Work to do | Provide the records once more, identical to the original.

Given data |
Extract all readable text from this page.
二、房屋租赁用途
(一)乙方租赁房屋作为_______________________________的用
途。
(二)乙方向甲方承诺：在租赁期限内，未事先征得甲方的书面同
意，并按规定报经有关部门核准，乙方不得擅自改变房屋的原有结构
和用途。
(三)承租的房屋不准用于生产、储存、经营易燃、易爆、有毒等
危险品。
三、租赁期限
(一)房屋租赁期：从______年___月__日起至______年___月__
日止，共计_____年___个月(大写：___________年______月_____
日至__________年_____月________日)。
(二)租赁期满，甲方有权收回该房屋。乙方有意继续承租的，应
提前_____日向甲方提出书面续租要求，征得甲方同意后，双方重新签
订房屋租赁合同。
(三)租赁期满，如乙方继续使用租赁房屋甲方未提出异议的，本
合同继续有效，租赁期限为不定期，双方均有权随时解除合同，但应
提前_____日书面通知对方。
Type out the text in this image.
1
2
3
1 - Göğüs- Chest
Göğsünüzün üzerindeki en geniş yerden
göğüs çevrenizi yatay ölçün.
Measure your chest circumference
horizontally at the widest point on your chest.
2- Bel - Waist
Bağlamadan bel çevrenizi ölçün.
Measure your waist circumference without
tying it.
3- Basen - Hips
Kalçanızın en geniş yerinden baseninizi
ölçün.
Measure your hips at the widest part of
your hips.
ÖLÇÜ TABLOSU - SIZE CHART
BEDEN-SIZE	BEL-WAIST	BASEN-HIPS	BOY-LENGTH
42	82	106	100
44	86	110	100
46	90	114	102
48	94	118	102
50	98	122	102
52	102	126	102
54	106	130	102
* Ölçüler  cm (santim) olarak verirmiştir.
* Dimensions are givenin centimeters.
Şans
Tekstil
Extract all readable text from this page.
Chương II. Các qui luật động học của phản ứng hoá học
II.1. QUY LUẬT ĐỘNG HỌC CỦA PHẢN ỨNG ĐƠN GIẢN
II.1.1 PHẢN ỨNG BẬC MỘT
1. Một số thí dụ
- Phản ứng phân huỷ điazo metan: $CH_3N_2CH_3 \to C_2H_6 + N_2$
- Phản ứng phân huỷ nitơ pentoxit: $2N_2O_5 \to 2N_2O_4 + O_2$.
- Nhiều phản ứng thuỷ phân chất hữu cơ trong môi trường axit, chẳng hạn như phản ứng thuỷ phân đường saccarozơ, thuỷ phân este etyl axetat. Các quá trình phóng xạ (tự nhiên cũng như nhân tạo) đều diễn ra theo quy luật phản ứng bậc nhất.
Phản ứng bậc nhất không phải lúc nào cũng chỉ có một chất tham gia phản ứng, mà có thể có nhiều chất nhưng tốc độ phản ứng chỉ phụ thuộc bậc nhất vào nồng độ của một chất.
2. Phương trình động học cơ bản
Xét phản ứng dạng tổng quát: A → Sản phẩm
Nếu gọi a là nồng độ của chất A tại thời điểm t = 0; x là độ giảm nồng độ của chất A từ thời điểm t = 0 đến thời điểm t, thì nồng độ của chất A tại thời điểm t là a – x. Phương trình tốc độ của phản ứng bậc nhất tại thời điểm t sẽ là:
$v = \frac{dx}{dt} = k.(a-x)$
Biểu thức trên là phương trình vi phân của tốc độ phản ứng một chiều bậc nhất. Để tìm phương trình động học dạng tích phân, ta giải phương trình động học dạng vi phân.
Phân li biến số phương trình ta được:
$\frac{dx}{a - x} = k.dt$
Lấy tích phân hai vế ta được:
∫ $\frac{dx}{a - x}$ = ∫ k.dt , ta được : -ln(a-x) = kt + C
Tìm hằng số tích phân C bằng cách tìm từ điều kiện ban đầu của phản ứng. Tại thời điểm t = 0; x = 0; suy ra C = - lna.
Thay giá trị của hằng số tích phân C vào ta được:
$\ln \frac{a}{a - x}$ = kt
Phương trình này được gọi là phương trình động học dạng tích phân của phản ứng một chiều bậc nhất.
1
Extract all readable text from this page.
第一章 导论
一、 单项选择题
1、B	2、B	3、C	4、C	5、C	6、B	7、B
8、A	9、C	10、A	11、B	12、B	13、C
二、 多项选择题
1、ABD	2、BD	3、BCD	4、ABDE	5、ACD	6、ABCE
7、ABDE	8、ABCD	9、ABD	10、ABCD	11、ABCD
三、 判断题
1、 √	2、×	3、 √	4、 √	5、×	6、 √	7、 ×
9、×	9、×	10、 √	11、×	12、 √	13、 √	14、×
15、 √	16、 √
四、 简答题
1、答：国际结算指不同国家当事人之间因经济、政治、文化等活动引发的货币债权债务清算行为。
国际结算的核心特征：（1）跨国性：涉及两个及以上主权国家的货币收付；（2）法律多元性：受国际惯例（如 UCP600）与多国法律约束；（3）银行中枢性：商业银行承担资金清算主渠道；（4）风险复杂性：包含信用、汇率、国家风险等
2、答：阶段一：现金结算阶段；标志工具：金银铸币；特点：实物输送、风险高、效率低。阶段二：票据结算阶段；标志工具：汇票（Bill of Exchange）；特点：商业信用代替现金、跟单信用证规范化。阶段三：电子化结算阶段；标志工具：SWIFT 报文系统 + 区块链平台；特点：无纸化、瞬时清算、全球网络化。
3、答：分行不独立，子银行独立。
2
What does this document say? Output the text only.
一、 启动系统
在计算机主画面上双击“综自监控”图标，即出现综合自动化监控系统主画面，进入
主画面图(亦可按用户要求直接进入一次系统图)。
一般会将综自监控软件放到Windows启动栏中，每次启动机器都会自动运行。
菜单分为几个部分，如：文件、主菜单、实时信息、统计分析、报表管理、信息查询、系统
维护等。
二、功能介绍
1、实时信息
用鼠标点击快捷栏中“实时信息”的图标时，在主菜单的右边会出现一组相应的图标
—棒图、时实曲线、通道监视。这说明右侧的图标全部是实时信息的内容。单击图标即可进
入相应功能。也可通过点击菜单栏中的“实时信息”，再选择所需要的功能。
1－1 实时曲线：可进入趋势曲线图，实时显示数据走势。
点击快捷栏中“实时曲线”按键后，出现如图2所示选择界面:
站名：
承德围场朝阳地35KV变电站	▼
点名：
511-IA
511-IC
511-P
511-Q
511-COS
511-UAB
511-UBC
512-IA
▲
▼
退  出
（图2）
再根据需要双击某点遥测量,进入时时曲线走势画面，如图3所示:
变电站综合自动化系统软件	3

Final answer |
Extract all readable text from this page.
二、房屋租赁用途
(一)乙方租赁房屋作为_______________________________的用
途。
(二)乙方向甲方承诺：在租赁期限内，未事先征得甲方的书面同
意，并按规定报经有关部门核准，乙方不得擅自改变房屋的原有结构
和用途。
(三)承租的房屋不准用于生产、储存、经营易燃、易爆、有毒等
危险品。
三、租赁期限
(一)房屋租赁期：从______年___月__日起至______年___月__
日止，共计_____年___个月(大写：___________年______月_____
日至__________年_____月________日)。
(二)租赁期满，甲方有权收回该房屋。乙方有意继续承租的，应
提前_____日向甲方提出书面续租要求，征得甲方同意后，双方重新签
订房屋租赁合同。
(三)租赁期满，如乙方继续使用租赁房屋甲方未提出异议的，本
合同继续有效，租赁期限为不定期，双方均有权随时解除合同，但应
提前_____日书面通知对方。
Type out the text in this image.
1
2
3
1 - Göğüs- Chest
Göğsünüzün üzerindeki en geniş yerden
göğüs çevrenizi yatay ölçün.
Measure your chest circumference
horizontally at the widest point on your chest.
2- Bel - Waist
Bağlamadan bel çevrenizi ölçün.
Measure your waist circumference without
tying it.
3- Basen - Hips
Kalçanızın en geniş yerinden baseninizi
ölçün.
Measure your hips at the widest part of
your hips.
ÖLÇÜ TABLOSU - SIZE CHART
BEDEN-SIZE	BEL-WAIST	BASEN-HIPS	BOY-LENGTH
42	82	106	100
44	86	110	100
46	90	114	102
48	94	118	102
50	98	122	102
52	102	126	102
54	106	130	102
* Ölçüler  cm (santim) olarak verirmiştir.
* Dimensions are givenin centimeters.
Şans
Tekstil
Extract all readable text from this page.
Chương II. Các qui luật động học của phản ứng hoá học
II.1. QUY LUẬT ĐỘNG HỌC CỦA PHẢN ỨNG ĐƠN GIẢN
II.1.1 PHẢN ỨNG BẬC MỘT
1. Một số thí dụ
- Phản ứng phân huỷ điazo metan: $CH_3N_2CH_3 \to C_2H_6 + N_2$
- Phản ứng phân huỷ nitơ pentoxit: $2N_2O_5 \to 2N_2O_4 + O_2$.
- Nhiều phản ứng thuỷ phân chất hữu cơ trong môi trường axit, chẳng hạn như phản ứng thuỷ phân đường saccarozơ, thuỷ phân este etyl axetat. Các quá trình phóng xạ (tự nhiên cũng như nhân tạo) đều diễn ra theo quy luật phản ứng bậc nhất.
Phản ứng bậc nhất không phải lúc nào cũng chỉ có một chất tham gia phản ứng, mà có thể có nhiều chất nhưng tốc độ phản ứng chỉ phụ thuộc bậc nhất vào nồng độ của một chất.
2. Phương trình động học cơ bản
Xét phản ứng dạng tổng quát: A → Sản phẩm
Nếu gọi a là nồng độ của chất A tại thời điểm t = 0; x là độ giảm nồng độ của chất A từ thời điểm t = 0 đến thời điểm t, thì nồng độ của chất A tại thời điểm t là a – x. Phương trình tốc độ của phản ứng bậc nhất tại thời điểm t sẽ là:
$v = \frac{dx}{dt} = k.(a-x)$
Biểu thức trên là phương trình vi phân của tốc độ phản ứng một chiều bậc nhất. Để tìm phương trình động học dạng tích phân, ta giải phương trình động học dạng vi phân.
Phân li biến số phương trình ta được:
$\frac{dx}{a - x} = k.dt$
Lấy tích phân hai vế ta được:
∫ $\frac{dx}{a - x}$ = ∫ k.dt , ta được : -ln(a-x) = kt + C
Tìm hằng số tích phân C bằng cách tìm từ điều kiện ban đầu của phản ứng. Tại thời điểm t = 0; x = 0; suy ra C = - lna.
Thay giá trị của hằng số tích phân C vào ta được:
$\ln \frac{a}{a - x}$ = kt
Phương trình này được gọi là phương trình động học dạng tích phân của phản ứng một chiều bậc nhất.
1
Extract all readable text from this page.
第一章 导论
一、 单项选择题
1、B	2、B	3、C	4、C	5、C	6、B	7、B
8、A	9、C	10、A	11、B	12、B	13、C
二、 多项选择题
1、ABD	2、BD	3、BCD	4、ABDE	5、ACD	6、ABCE
7、ABDE	8、ABCD	9、ABD	10、ABCD	11、ABCD
三、 判断题
1、 √	2、×	3、 √	4、 √	5、×	6、 √	7、 ×
9、×	9、×	10、 √	11、×	12、 √	13、 √	14、×
15、 √	16、 √
四、 简答题
1、答：国际结算指不同国家当事人之间因经济、政治、文化等活动引发的货币债权债务清算行为。
国际结算的核心特征：（1）跨国性：涉及两个及以上主权国家的货币收付；（2）法律多元性：受国际惯例（如 UCP600）与多国法律约束；（3）银行中枢性：商业银行承担资金清算主渠道；（4）风险复杂性：包含信用、汇率、国家风险等
2、答：阶段一：现金结算阶段；标志工具：金银铸币；特点：实物输送、风险高、效率低。阶段二：票据结算阶段；标志工具：汇票（Bill of Exchange）；特点：商业信用代替现金、跟单信用证规范化。阶段三：电子化结算阶段；标志工具：SWIFT 报文系统 + 区块链平台；特点：无纸化、瞬时清算、全球网络化。
3、答：分行不独立，子银行独立。
2
What does this document say? Output the text only.
一、 启动系统
在计算机主画面上双击“综自监控”图标，即出现综合自动化监控系统主画面，进入
主画面图(亦可按用户要求直接进入一次系统图)。
一般会将综自监控软件放到Windows启动栏中，每次启动机器都会自动运行。
菜单分为几个部分，如：文件、主菜单、实时信息、统计分析、报表管理、信息查询、系统
维护等。
二、功能介绍
1、实时信息
用鼠标点击快捷栏中“实时信息”的图标时，在主菜单的右边会出现一组相应的图标
—棒图、时实曲线、通道监视。这说明右侧的图标全部是实时信息的内容。单击图标即可进
入相应功能。也可通过点击菜单栏中的“实时信息”，再选择所需要的功能。
1－1 实时曲线：可进入趋势曲线图，实时显示数据走势。
点击快捷栏中“实时曲线”按键后，出现如图2所示选择界面:
站名：
承德围场朝阳地35KV变电站	▼
点名：
511-IA
511-IC
511-P
511-Q
511-COS
511-UAB
511-UBC
512-IA
▲
▼
退  出
（图2）
再根据需要双击某点遥测量,进入时时曲线走势画面，如图3所示:
变电站综合自动化系统软件	3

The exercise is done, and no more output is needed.